• **PROBLEM DETAILS**
Check each line of the data below for the word "label", then extract the ones that have it.

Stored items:
━━━━━━━━━━━━━━━━

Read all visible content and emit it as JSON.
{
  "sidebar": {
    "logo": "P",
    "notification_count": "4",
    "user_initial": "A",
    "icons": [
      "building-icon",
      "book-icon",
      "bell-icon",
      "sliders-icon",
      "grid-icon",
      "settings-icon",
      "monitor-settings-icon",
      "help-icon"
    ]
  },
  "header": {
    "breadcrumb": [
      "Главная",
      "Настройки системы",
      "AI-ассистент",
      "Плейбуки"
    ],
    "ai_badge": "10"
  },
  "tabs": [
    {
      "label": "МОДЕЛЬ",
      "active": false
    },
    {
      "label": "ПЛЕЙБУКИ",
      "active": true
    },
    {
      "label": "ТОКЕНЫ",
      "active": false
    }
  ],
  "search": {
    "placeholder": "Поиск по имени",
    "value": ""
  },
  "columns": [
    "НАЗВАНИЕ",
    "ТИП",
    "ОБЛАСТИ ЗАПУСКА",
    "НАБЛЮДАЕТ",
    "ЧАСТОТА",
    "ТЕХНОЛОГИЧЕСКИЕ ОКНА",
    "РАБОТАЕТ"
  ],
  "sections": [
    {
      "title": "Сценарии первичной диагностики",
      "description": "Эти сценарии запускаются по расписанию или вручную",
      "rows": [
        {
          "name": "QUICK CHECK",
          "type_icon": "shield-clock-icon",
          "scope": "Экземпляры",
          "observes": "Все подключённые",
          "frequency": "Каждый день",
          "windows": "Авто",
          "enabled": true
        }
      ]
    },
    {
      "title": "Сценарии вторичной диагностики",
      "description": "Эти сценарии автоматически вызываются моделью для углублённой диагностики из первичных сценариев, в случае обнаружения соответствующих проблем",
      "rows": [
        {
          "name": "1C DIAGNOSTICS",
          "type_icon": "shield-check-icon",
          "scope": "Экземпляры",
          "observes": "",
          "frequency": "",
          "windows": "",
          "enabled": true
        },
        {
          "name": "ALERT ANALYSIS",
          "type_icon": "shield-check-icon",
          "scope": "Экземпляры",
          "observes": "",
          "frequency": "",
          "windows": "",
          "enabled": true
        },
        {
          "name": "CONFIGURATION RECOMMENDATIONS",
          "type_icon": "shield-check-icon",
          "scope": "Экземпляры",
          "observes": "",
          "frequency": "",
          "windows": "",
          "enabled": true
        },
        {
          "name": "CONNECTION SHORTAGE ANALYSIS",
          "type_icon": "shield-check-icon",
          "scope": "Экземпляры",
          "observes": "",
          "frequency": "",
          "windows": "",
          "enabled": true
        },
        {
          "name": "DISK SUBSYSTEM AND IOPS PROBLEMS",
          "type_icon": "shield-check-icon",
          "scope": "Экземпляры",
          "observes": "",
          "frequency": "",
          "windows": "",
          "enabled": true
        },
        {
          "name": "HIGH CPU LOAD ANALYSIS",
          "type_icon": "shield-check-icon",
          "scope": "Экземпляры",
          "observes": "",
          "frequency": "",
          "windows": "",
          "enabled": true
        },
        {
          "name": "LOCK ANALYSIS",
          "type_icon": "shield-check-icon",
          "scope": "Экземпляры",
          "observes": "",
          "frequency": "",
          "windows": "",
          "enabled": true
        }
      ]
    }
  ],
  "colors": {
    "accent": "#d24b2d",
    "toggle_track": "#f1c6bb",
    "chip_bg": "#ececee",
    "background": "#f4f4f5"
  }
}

━━━━━━━━━━━━━━━━

• **COMPLETE OUTPUT**
      "label": "МОДЕЛЬ",
      "label": "ПЛЕЙБУКИ",
      "label": "ТОКЕНЫ",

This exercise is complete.